**Задание:** Выведите целиком отрывок о судебном процессе, не меняя в нём ни слова и ни одного знака.

**Исходный отрывок:**
►

На самом деле она вполне сносно говорит по-французски, но она играет роль, и адвокат её тоже играет роль, когда старается вызволить ее. А где же сам Скоблин? Говорят, он давно расстрелян в России. И от этого ужас и скука, как два камня, ложатся на меня.
В перерыве бегу вниз, в кафе. Репортер коммунистической газеты уверяет двух молодых адвокаток, что генерала Миллера вообще никто не похищал, что он просто сбежал от старой жены с молодой любовницей. Старый русский журналист повторяет в десятый раз:
— Во что она превратилась, Боже мой! Я помню ее в кокошнике, в сарафане, с бусами. Чаровница!.. "Как полосыньку я жала, золоты снопы вязала"".

◄

(Записи пространственной разметки)
►

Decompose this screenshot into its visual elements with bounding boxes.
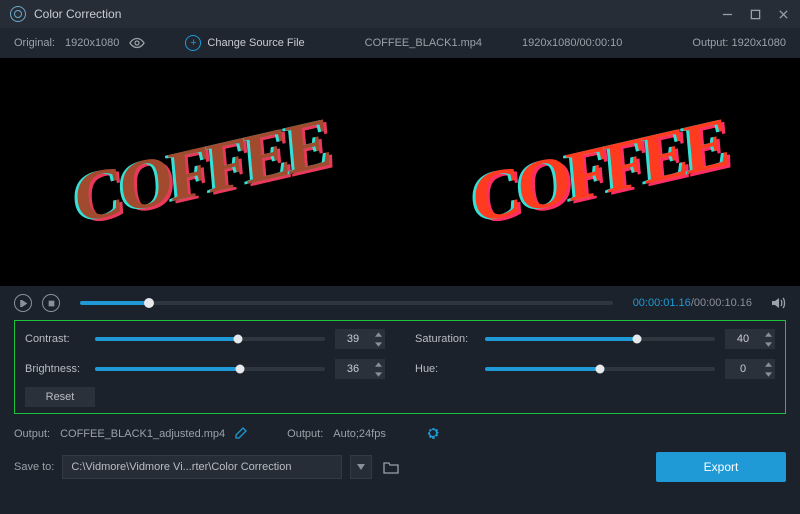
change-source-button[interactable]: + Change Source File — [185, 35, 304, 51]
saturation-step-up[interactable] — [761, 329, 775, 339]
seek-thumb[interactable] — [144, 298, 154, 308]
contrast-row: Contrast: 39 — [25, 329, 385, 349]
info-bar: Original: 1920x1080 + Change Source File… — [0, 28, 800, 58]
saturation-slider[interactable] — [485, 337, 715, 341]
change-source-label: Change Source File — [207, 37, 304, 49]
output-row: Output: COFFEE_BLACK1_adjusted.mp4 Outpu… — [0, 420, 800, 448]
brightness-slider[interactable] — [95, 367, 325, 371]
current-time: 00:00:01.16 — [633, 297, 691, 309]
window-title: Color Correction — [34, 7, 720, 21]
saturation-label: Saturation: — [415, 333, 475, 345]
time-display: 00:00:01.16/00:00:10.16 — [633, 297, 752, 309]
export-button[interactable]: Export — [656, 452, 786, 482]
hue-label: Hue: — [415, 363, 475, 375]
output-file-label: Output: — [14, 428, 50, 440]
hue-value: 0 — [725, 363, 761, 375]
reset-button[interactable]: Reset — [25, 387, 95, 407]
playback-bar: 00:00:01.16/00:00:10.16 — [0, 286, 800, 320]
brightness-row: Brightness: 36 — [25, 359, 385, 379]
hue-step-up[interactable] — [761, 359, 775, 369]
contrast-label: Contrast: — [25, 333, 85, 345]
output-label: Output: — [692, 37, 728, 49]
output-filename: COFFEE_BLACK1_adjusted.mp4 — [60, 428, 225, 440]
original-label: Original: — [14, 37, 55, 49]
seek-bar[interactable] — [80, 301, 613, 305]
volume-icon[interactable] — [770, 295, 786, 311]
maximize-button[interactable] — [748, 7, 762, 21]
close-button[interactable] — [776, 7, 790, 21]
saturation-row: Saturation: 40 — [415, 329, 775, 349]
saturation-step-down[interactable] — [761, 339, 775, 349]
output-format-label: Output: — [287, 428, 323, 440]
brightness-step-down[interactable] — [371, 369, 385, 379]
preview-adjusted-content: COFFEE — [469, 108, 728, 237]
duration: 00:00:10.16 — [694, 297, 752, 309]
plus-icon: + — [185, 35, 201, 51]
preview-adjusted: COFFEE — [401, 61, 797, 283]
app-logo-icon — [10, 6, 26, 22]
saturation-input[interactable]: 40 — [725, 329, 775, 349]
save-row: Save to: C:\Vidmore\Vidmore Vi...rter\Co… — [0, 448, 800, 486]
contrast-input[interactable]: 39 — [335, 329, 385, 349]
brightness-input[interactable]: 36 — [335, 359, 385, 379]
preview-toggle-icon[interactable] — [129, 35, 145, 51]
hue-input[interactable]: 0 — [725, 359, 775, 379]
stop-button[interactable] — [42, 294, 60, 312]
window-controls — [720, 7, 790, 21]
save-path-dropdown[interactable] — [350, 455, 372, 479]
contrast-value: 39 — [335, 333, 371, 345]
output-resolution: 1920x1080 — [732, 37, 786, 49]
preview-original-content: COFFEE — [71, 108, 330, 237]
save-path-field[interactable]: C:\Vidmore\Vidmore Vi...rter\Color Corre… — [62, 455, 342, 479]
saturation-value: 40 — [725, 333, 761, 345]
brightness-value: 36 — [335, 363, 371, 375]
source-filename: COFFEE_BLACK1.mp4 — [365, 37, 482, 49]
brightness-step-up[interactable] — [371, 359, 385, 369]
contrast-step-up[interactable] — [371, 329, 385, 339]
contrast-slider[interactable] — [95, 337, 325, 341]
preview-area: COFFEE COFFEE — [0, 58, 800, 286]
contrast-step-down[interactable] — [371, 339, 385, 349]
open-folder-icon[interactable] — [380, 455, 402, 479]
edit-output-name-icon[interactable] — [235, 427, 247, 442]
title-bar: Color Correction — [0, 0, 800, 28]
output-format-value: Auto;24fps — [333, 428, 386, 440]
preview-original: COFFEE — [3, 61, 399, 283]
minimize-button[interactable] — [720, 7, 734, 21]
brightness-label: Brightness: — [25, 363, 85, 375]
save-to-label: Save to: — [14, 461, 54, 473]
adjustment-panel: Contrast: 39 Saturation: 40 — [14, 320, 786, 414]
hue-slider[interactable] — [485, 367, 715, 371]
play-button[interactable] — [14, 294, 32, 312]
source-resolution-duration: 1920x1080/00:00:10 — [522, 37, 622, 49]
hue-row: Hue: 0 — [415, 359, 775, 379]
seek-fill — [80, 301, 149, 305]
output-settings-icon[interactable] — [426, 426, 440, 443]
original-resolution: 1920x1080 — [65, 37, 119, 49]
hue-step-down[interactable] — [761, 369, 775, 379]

◄

**Результат задания:**
На самом деле она вполне сносно говорит по-французски, но она играет роль, и адвокат её тоже играет роль, когда старается вызволить ее. А где же сам Скоблин? Говорят, он давно расстрелян в России. И от этого ужас и скука, как два камня, ложатся на меня.
В перерыве бегу вниз, в кафе. Репортер коммунистической газеты уверяет двух молодых адвокаток, что генерала Миллера вообще никто не похищал, что он просто сбежал от старой жены с молодой любовницей. Старый русский журналист повторяет в десятый раз:
— Во что она превратилась, Боже мой! Я помню ее в кокошнике, в сарафане, с бусами. Чаровница!.. "Как полосыньку я жала, золоты снопы вязала"".